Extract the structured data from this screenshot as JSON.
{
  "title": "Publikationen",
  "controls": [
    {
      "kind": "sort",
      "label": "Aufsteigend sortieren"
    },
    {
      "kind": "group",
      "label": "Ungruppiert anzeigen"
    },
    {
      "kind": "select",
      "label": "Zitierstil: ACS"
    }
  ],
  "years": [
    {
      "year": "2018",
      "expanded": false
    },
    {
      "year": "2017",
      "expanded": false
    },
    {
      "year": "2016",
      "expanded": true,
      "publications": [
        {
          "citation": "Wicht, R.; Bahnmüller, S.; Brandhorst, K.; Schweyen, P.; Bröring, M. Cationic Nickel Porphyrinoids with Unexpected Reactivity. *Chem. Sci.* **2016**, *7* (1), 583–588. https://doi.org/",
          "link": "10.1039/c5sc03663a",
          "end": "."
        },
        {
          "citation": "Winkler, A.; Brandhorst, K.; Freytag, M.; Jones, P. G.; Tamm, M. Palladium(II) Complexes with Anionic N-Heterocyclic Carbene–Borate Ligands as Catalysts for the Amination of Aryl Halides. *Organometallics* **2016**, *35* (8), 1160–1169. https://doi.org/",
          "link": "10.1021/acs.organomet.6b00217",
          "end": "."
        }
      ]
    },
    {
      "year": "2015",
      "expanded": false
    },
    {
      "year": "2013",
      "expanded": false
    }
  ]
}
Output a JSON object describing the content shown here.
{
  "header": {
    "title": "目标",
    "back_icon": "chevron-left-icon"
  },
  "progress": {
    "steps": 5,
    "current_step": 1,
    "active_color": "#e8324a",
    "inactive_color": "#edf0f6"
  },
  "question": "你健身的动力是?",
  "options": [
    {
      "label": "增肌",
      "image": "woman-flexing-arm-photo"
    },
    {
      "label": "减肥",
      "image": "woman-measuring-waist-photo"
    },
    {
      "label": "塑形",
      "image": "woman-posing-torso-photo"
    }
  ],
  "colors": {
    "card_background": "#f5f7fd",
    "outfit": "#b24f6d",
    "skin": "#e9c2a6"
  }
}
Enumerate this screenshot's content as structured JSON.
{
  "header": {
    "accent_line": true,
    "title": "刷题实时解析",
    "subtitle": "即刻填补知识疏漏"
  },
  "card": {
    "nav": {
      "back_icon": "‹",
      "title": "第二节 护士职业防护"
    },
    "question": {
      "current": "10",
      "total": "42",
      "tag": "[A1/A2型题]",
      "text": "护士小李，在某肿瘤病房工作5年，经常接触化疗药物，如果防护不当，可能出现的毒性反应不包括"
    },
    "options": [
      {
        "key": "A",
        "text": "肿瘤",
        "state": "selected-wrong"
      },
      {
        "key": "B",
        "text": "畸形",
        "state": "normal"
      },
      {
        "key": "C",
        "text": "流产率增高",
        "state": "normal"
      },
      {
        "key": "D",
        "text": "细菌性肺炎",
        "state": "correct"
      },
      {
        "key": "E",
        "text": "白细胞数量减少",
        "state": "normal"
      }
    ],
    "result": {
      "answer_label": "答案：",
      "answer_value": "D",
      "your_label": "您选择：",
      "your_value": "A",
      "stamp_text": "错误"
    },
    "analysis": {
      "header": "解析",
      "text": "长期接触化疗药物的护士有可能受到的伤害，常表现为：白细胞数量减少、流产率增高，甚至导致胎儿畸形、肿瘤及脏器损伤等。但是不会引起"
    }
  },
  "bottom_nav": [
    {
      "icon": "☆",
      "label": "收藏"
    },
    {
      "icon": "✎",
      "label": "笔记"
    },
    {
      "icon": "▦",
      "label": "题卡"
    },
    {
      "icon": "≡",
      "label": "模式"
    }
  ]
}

## Instructions for the task:
Go through the records above, find every line with the word "woman", and list those lines.

## Answer to this task:
      "image": "woman-flexing-arm-photo"
      "image": "woman-measuring-waist-photo"
      "image": "woman-posing-torso-photo"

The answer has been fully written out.